(Stored entries)

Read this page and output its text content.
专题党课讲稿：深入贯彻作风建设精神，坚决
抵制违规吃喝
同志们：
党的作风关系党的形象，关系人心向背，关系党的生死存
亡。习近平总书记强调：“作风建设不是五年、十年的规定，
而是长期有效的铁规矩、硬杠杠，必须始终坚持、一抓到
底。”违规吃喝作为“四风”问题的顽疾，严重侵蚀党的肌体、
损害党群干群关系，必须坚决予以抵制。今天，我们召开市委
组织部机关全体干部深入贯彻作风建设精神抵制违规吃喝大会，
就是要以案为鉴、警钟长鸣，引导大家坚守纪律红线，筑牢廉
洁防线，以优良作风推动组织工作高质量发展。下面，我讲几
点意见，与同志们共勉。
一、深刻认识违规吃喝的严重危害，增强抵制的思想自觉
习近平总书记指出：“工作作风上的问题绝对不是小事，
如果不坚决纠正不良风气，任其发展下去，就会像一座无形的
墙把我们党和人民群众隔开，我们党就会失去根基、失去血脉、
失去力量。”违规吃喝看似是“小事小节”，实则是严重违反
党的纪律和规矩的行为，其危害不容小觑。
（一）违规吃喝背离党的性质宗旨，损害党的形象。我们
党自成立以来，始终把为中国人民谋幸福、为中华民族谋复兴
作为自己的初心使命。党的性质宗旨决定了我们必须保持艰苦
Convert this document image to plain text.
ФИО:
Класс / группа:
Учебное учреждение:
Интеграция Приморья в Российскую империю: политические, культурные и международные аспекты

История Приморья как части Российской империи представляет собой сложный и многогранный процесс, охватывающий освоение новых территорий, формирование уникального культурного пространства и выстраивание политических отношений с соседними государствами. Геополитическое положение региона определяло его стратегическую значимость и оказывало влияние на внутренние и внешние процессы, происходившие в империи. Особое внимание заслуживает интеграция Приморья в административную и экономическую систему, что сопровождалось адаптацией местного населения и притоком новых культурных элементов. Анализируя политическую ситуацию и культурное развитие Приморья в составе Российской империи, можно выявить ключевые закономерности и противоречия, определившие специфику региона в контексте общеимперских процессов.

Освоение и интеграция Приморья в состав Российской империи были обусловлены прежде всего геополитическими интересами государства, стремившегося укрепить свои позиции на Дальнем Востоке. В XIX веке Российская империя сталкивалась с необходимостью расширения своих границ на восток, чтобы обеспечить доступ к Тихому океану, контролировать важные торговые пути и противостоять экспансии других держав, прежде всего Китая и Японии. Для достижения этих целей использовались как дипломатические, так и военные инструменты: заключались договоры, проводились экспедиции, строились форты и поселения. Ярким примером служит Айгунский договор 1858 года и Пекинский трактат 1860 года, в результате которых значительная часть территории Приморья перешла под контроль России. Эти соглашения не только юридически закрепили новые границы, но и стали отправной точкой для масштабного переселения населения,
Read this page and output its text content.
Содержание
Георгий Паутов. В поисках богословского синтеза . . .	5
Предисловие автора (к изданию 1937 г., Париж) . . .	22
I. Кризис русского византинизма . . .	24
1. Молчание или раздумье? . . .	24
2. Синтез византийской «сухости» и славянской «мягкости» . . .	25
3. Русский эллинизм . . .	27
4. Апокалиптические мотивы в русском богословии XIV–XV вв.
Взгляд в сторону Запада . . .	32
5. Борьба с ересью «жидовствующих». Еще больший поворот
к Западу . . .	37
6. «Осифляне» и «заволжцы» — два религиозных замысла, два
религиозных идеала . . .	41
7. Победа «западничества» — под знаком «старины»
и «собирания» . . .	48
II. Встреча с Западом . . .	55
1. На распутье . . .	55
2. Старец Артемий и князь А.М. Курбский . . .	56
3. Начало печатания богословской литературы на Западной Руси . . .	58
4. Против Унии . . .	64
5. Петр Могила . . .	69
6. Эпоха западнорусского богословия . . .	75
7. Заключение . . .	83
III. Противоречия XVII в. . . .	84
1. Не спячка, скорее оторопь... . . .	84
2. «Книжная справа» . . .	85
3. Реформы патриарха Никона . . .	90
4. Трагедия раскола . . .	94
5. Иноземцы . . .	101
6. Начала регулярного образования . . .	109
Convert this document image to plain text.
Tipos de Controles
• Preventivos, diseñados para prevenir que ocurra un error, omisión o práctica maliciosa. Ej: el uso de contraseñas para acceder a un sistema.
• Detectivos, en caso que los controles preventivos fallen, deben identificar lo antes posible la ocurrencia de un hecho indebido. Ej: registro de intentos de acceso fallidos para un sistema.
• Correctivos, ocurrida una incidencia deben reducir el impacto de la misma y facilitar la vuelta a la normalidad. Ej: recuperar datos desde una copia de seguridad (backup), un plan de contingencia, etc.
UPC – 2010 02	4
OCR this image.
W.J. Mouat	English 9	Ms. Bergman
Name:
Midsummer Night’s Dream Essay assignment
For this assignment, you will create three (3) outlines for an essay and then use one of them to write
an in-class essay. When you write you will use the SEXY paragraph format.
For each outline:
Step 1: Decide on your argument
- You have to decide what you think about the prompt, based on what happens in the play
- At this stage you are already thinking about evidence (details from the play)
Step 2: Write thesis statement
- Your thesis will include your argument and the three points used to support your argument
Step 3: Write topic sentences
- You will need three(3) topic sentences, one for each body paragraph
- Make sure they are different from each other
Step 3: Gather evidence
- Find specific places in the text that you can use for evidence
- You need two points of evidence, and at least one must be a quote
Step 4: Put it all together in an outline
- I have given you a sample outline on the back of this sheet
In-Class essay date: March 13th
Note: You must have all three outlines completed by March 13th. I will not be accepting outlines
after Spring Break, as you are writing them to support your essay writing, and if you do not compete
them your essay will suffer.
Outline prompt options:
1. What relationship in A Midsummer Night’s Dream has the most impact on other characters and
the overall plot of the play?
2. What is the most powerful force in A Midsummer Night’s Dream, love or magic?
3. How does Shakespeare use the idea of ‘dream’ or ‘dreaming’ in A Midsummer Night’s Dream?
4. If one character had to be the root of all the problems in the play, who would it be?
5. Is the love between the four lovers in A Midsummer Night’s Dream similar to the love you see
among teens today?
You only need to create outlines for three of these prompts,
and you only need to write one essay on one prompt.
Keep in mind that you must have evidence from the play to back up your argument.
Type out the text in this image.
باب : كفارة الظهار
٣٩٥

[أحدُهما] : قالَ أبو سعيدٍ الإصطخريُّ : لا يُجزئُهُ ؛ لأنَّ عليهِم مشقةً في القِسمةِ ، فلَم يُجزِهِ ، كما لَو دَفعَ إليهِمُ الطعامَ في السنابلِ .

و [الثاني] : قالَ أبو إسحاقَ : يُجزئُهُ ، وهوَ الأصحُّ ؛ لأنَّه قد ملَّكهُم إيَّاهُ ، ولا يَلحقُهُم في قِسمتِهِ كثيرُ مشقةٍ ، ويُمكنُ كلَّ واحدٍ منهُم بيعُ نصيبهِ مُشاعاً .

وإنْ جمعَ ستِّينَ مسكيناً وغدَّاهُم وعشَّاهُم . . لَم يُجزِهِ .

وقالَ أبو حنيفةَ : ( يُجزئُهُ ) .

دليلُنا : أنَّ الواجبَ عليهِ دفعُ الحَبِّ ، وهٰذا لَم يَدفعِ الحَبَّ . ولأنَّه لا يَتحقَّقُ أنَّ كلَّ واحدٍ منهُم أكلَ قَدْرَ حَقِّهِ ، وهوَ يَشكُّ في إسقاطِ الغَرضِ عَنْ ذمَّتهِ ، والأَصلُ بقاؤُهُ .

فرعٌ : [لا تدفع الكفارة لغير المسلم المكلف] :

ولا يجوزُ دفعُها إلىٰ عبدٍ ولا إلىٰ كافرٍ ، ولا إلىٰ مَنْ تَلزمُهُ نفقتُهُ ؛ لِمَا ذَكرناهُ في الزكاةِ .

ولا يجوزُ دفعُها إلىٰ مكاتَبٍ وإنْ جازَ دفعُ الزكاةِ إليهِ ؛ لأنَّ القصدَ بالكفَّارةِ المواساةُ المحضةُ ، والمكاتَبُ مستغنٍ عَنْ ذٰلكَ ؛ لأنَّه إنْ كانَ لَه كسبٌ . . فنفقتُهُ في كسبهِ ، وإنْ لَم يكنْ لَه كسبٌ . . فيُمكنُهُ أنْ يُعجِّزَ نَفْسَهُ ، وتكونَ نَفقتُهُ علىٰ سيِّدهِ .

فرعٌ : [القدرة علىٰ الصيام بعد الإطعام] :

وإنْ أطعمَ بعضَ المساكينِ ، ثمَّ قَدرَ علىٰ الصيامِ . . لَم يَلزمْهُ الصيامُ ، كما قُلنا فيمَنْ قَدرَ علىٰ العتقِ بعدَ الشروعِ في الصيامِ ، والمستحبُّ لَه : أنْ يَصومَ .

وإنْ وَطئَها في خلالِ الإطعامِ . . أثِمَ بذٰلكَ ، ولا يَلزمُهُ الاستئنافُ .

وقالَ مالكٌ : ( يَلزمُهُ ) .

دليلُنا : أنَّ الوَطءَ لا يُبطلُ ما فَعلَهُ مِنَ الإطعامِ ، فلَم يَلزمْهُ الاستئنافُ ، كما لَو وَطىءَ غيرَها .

» **EXERCISE**
Pick out the lines that contain "религиозных" and copy them.

» **TASK RESPONSE**
6. «Осифляне» и «заволжцы» — два религиозных замысла, два
религиозных идеала . . .	41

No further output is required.